_Exercise brief:_ Find the string "title" in the records. Copy every line it appears in.

## Start Records for this exercise

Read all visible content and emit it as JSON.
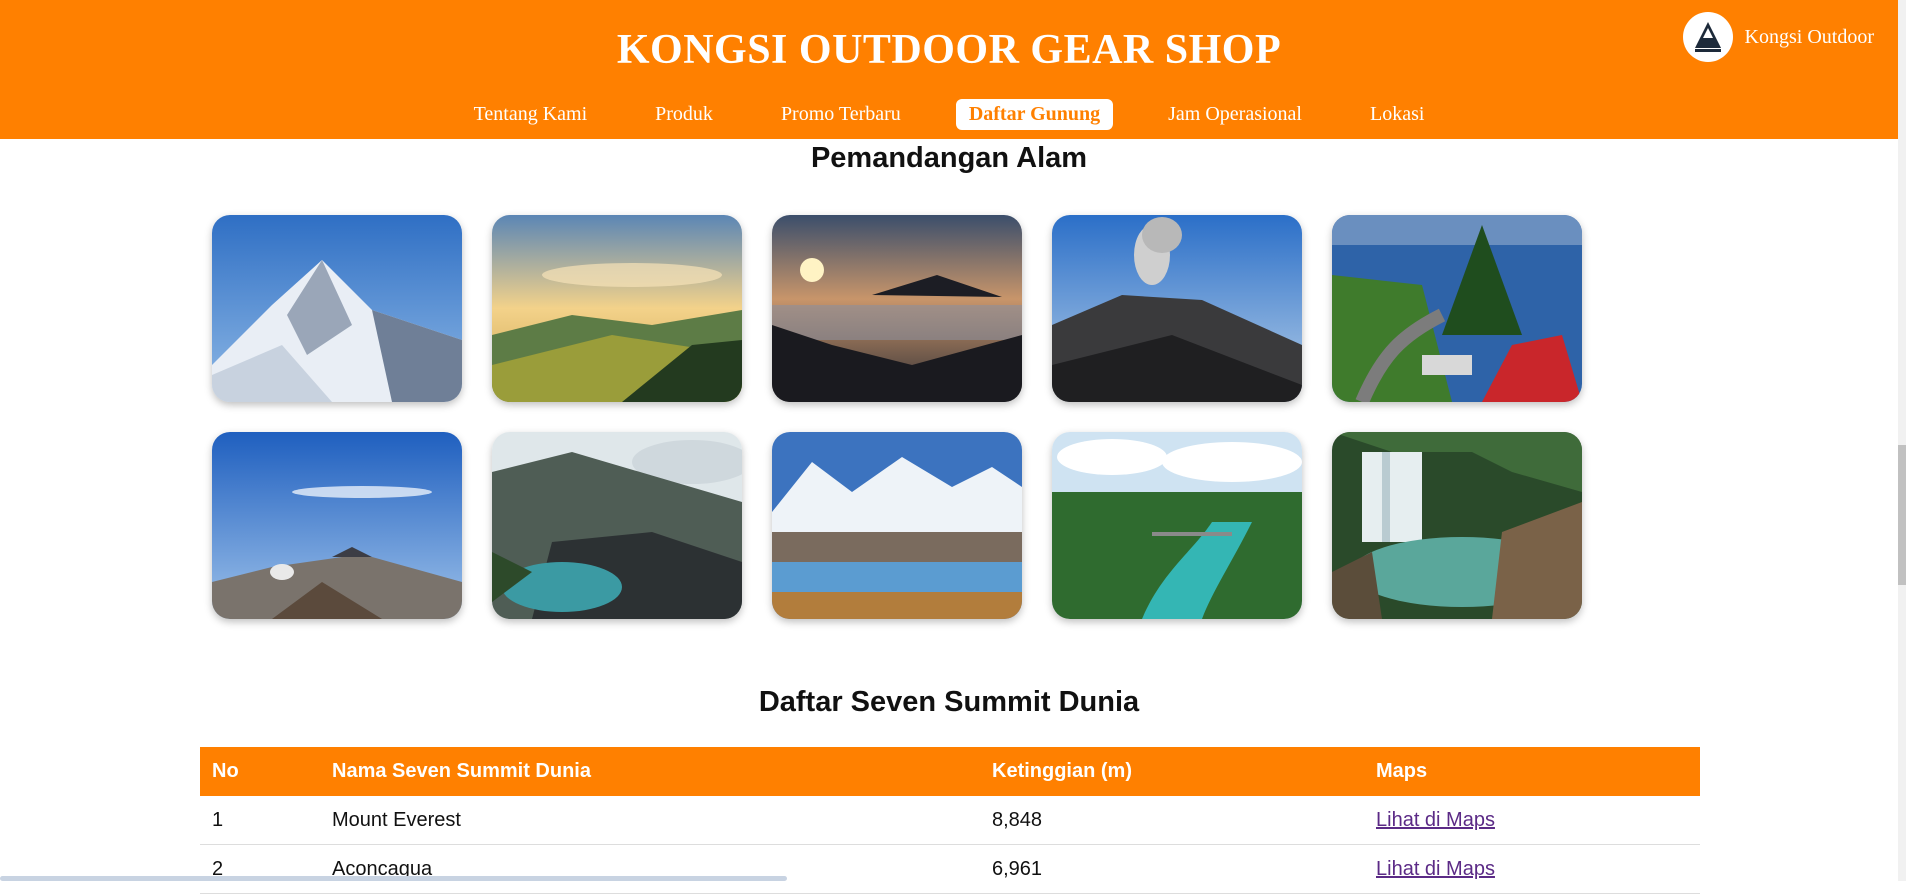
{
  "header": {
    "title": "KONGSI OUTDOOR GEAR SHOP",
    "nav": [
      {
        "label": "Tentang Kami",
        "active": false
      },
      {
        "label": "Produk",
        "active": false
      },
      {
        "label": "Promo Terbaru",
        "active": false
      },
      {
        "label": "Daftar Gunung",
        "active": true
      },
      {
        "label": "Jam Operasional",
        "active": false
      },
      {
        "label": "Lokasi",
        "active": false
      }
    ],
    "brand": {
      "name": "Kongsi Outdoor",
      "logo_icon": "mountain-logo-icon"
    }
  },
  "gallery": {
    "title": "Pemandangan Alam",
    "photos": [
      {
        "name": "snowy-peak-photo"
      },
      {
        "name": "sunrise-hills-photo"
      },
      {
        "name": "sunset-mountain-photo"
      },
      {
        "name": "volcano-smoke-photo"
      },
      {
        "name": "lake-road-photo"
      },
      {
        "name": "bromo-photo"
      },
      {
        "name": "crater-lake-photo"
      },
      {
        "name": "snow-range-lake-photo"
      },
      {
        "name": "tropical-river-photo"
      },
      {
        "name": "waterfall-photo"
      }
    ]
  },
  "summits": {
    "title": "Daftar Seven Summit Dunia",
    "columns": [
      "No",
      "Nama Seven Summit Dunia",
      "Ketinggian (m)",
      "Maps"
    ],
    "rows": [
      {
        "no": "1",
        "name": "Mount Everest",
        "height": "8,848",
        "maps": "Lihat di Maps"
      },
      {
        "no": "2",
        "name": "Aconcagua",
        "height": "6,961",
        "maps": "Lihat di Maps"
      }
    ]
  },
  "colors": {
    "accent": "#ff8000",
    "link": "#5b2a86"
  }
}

## End Records for this exercise
## Start Records for this exercise

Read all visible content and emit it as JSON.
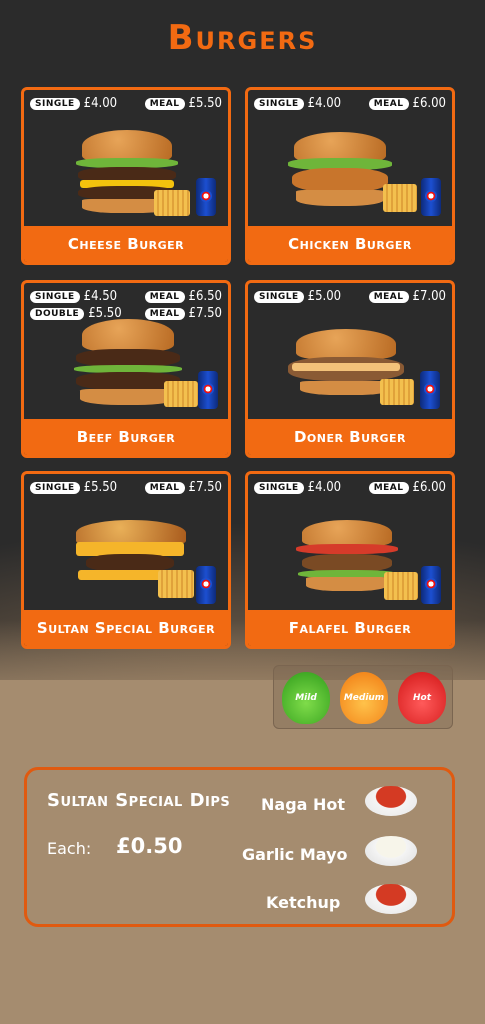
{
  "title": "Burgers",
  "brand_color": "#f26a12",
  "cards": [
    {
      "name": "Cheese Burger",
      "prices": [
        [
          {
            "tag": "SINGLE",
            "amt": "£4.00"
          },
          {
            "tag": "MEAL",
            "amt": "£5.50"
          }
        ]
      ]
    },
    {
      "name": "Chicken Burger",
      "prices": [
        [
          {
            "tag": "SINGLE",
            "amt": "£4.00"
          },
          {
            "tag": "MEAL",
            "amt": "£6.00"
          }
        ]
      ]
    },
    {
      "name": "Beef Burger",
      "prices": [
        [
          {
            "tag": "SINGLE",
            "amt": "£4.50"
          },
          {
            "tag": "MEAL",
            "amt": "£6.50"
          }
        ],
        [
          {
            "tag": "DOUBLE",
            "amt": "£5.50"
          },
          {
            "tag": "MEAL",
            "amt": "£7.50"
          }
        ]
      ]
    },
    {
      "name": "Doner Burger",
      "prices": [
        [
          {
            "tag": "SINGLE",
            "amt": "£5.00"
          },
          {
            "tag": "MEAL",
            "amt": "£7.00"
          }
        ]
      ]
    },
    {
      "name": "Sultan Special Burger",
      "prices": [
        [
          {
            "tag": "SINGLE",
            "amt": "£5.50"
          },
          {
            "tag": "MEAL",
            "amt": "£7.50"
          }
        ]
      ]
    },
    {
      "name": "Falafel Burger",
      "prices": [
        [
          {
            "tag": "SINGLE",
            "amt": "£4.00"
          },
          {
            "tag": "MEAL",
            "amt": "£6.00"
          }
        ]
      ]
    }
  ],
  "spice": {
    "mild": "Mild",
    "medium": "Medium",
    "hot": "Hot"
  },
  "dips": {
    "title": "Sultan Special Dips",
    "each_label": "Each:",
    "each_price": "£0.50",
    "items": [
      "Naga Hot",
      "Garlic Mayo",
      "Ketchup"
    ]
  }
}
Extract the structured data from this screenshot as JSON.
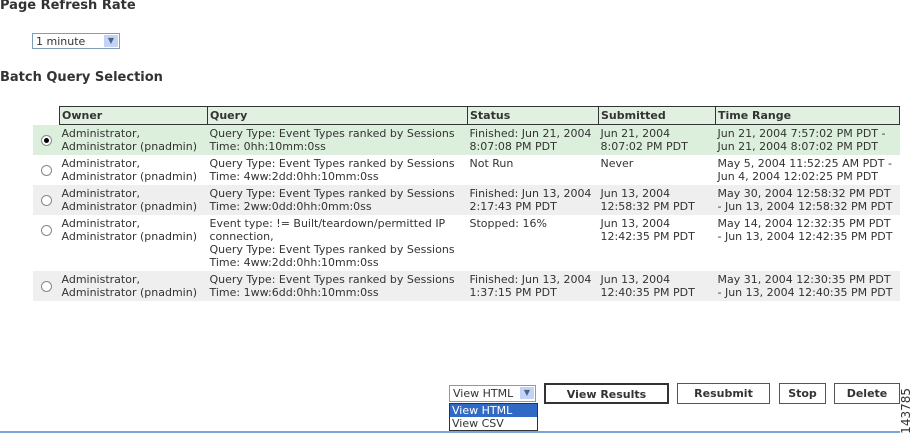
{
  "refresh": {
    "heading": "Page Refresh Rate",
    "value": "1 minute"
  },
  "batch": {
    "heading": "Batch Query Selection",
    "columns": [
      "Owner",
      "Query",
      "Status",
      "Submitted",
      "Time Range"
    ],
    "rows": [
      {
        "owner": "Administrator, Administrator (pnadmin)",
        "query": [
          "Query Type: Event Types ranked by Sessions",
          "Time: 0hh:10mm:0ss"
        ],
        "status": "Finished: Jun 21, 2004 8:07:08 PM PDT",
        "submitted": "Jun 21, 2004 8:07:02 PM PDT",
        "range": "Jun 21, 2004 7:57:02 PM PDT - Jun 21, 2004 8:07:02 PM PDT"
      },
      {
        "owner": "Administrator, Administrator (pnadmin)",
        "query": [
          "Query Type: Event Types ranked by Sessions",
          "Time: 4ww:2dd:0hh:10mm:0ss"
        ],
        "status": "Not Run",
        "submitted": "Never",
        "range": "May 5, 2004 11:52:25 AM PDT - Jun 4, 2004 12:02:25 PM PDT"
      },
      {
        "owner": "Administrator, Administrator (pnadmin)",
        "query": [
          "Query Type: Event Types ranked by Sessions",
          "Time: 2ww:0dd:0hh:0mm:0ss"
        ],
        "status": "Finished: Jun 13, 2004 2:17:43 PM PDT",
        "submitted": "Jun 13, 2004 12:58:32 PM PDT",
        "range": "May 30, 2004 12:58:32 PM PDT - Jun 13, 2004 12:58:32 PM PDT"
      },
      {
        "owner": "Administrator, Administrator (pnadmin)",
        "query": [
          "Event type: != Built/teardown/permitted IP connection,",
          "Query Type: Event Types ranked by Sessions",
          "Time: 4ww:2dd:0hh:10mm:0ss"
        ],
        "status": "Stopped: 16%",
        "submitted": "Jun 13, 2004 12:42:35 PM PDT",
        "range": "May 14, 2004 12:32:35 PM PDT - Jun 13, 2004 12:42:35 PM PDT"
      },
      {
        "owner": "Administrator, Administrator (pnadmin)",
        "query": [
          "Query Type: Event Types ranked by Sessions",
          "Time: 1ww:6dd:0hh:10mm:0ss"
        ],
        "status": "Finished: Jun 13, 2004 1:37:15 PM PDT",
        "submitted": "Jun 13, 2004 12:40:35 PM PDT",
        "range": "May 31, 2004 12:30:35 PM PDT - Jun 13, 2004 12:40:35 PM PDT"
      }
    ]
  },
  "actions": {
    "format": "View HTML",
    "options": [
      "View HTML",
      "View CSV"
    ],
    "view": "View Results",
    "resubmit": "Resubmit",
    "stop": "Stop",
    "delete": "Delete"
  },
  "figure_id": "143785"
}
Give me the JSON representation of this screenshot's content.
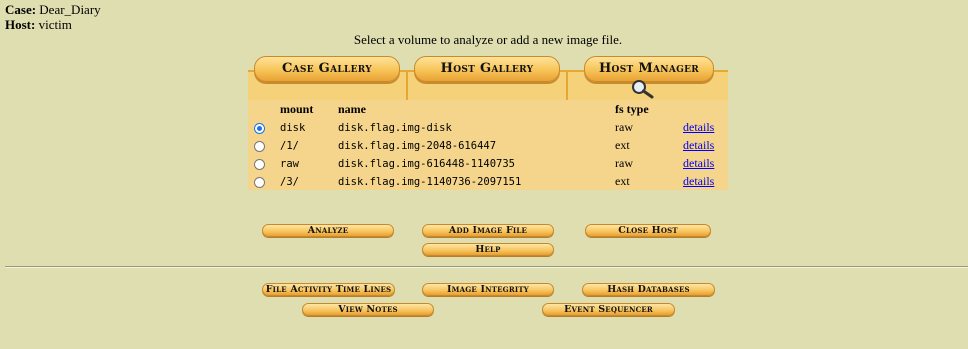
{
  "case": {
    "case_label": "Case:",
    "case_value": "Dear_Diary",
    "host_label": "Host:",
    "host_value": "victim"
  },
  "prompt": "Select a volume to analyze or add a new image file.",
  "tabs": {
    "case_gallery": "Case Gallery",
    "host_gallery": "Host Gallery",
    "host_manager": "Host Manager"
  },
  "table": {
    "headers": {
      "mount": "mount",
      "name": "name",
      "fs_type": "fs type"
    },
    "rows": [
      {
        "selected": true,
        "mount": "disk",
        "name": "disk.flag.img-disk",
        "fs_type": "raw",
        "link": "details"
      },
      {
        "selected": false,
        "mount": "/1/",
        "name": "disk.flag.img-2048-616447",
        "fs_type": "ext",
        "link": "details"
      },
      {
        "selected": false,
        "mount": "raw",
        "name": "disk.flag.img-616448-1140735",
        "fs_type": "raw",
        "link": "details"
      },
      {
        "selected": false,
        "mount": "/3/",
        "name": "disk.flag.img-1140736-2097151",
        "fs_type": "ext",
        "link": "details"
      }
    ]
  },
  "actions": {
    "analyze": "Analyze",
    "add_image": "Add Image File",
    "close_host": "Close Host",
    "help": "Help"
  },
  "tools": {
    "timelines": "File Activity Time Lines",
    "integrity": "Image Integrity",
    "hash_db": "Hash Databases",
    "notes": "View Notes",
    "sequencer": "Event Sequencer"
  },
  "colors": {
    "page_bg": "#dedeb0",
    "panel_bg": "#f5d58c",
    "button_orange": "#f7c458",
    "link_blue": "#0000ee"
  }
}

## End Records for this exercise

_Exercise answer:_
    "title": "KONGSI OUTDOOR GEAR SHOP",
    "title": "Pemandangan Alam",
    "title": "Daftar Seven Summit Dunia",
  "title": "Burgers",
    "title": "Sultan Special Dips",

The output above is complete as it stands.